**Written problem**
Write out the full set of records below exactly.

**Records**
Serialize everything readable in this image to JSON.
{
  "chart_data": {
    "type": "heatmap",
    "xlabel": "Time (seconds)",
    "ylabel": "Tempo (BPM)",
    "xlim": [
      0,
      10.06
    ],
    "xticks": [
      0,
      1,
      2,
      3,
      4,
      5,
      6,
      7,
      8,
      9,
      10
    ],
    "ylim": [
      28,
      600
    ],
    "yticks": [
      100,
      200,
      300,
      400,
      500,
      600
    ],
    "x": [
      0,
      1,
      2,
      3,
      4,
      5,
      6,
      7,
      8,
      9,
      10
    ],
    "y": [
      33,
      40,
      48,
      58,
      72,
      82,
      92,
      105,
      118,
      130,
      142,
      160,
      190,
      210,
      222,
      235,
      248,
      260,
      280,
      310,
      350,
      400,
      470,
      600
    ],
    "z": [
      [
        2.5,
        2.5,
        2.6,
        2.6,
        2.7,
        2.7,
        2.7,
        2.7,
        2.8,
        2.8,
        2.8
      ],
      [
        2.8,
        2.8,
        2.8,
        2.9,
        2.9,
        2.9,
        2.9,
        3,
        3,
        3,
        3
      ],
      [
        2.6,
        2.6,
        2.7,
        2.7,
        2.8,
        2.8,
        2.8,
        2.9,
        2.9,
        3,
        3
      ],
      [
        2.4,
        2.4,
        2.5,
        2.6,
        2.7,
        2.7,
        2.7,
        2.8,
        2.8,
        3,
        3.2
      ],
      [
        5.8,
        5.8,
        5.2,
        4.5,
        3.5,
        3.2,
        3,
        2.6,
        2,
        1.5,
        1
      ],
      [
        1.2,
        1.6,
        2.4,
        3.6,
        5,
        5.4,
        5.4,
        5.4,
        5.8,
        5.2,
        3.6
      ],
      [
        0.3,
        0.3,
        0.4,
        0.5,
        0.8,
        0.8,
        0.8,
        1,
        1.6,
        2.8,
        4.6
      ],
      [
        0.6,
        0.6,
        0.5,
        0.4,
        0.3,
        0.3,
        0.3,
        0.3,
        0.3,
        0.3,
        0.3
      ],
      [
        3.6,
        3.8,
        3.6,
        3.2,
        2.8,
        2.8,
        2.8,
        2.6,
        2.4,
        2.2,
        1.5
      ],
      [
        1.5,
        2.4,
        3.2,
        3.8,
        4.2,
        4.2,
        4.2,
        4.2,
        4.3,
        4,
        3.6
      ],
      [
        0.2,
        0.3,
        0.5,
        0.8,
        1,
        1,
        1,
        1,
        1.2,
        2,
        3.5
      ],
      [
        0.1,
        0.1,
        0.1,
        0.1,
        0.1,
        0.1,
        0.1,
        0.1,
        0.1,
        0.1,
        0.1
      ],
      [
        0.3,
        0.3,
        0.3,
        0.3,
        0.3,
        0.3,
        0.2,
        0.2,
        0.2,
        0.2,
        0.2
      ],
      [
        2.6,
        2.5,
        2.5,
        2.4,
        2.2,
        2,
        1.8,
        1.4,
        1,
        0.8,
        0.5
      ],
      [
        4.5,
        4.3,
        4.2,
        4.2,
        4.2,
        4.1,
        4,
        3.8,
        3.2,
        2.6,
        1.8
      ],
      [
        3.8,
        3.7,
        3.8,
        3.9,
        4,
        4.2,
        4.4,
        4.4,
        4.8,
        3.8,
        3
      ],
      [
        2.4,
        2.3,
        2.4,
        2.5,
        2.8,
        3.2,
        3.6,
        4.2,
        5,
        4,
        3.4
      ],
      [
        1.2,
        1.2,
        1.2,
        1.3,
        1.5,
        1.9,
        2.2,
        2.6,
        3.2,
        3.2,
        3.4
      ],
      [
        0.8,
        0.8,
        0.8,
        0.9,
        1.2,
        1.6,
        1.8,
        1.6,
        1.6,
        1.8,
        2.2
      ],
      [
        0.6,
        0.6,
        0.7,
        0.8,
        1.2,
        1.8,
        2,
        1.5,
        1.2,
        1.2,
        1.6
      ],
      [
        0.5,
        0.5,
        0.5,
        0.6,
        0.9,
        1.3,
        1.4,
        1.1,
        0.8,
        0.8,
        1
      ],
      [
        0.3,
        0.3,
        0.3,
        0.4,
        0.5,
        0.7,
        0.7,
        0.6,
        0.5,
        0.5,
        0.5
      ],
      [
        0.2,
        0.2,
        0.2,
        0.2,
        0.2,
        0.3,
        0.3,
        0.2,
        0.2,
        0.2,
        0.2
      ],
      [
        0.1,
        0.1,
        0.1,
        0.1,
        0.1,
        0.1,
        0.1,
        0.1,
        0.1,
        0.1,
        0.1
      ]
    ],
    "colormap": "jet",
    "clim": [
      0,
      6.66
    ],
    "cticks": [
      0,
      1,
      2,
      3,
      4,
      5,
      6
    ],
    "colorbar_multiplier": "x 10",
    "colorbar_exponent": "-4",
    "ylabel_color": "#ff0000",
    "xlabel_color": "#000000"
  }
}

**Reply to the exercise**
Serialize everything readable in this image to JSON.
{
  "chart_data": {
    "type": "heatmap",
    "xlabel": "Time (seconds)",
    "ylabel": "Tempo (BPM)",
    "xlim": [
      0,
      10.06
    ],
    "xticks": [
      0,
      1,
      2,
      3,
      4,
      5,
      6,
      7,
      8,
      9,
      10
    ],
    "ylim": [
      28,
      600
    ],
    "yticks": [
      100,
      200,
      300,
      400,
      500,
      600
    ],
    "x": [
      0,
      1,
      2,
      3,
      4,
      5,
      6,
      7,
      8,
      9,
      10
    ],
    "y": [
      33,
      40,
      48,
      58,
      72,
      82,
      92,
      105,
      118,
      130,
      142,
      160,
      190,
      210,
      222,
      235,
      248,
      260,
      280,
      310,
      350,
      400,
      470,
      600
    ],
    "z": [
      [
        2.5,
        2.5,
        2.6,
        2.6,
        2.7,
        2.7,
        2.7,
        2.7,
        2.8,
        2.8,
        2.8
      ],
      [
        2.8,
        2.8,
        2.8,
        2.9,
        2.9,
        2.9,
        2.9,
        3,
        3,
        3,
        3
      ],
      [
        2.6,
        2.6,
        2.7,
        2.7,
        2.8,
        2.8,
        2.8,
        2.9,
        2.9,
        3,
        3
      ],
      [
        2.4,
        2.4,
        2.5,
        2.6,
        2.7,
        2.7,
        2.7,
        2.8,
        2.8,
        3,
        3.2
      ],
      [
        5.8,
        5.8,
        5.2,
        4.5,
        3.5,
        3.2,
        3,
        2.6,
        2,
        1.5,
        1
      ],
      [
        1.2,
        1.6,
        2.4,
        3.6,
        5,
        5.4,
        5.4,
        5.4,
        5.8,
        5.2,
        3.6
      ],
      [
        0.3,
        0.3,
        0.4,
        0.5,
        0.8,
        0.8,
        0.8,
        1,
        1.6,
        2.8,
        4.6
      ],
      [
        0.6,
        0.6,
        0.5,
        0.4,
        0.3,
        0.3,
        0.3,
        0.3,
        0.3,
        0.3,
        0.3
      ],
      [
        3.6,
        3.8,
        3.6,
        3.2,
        2.8,
        2.8,
        2.8,
        2.6,
        2.4,
        2.2,
        1.5
      ],
      [
        1.5,
        2.4,
        3.2,
        3.8,
        4.2,
        4.2,
        4.2,
        4.2,
        4.3,
        4,
        3.6
      ],
      [
        0.2,
        0.3,
        0.5,
        0.8,
        1,
        1,
        1,
        1,
        1.2,
        2,
        3.5
      ],
      [
        0.1,
        0.1,
        0.1,
        0.1,
        0.1,
        0.1,
        0.1,
        0.1,
        0.1,
        0.1,
        0.1
      ],
      [
        0.3,
        0.3,
        0.3,
        0.3,
        0.3,
        0.3,
        0.2,
        0.2,
        0.2,
        0.2,
        0.2
      ],
      [
        2.6,
        2.5,
        2.5,
        2.4,
        2.2,
        2,
        1.8,
        1.4,
        1,
        0.8,
        0.5
      ],
      [
        4.5,
        4.3,
        4.2,
        4.2,
        4.2,
        4.1,
        4,
        3.8,
        3.2,
        2.6,
        1.8
      ],
      [
        3.8,
        3.7,
        3.8,
        3.9,
        4,
        4.2,
        4.4,
        4.4,
        4.8,
        3.8,
        3
      ],
      [
        2.4,
        2.3,
        2.4,
        2.5,
        2.8,
        3.2,
        3.6,
        4.2,
        5,
        4,
        3.4
      ],
      [
        1.2,
        1.2,
        1.2,
        1.3,
        1.5,
        1.9,
        2.2,
        2.6,
        3.2,
        3.2,
        3.4
      ],
      [
        0.8,
        0.8,
        0.8,
        0.9,
        1.2,
        1.6,
        1.8,
        1.6,
        1.6,
        1.8,
        2.2
      ],
      [
        0.6,
        0.6,
        0.7,
        0.8,
        1.2,
        1.8,
        2,
        1.5,
        1.2,
        1.2,
        1.6
      ],
      [
        0.5,
        0.5,
        0.5,
        0.6,
        0.9,
        1.3,
        1.4,
        1.1,
        0.8,
        0.8,
        1
      ],
      [
        0.3,
        0.3,
        0.3,
        0.4,
        0.5,
        0.7,
        0.7,
        0.6,
        0.5,
        0.5,
        0.5
      ],
      [
        0.2,
        0.2,
        0.2,
        0.2,
        0.2,
        0.3,
        0.3,
        0.2,
        0.2,
        0.2,
        0.2
      ],
      [
        0.1,
        0.1,
        0.1,
        0.1,
        0.1,
        0.1,
        0.1,
        0.1,
        0.1,
        0.1,
        0.1
      ]
    ],
    "colormap": "jet",
    "clim": [
      0,
      6.66
    ],
    "cticks": [
      0,
      1,
      2,
      3,
      4,
      5,
      6
    ],
    "colorbar_multiplier": "x 10",
    "colorbar_exponent": "-4",
    "ylabel_color": "#ff0000",
    "xlabel_color": "#000000"
  }
}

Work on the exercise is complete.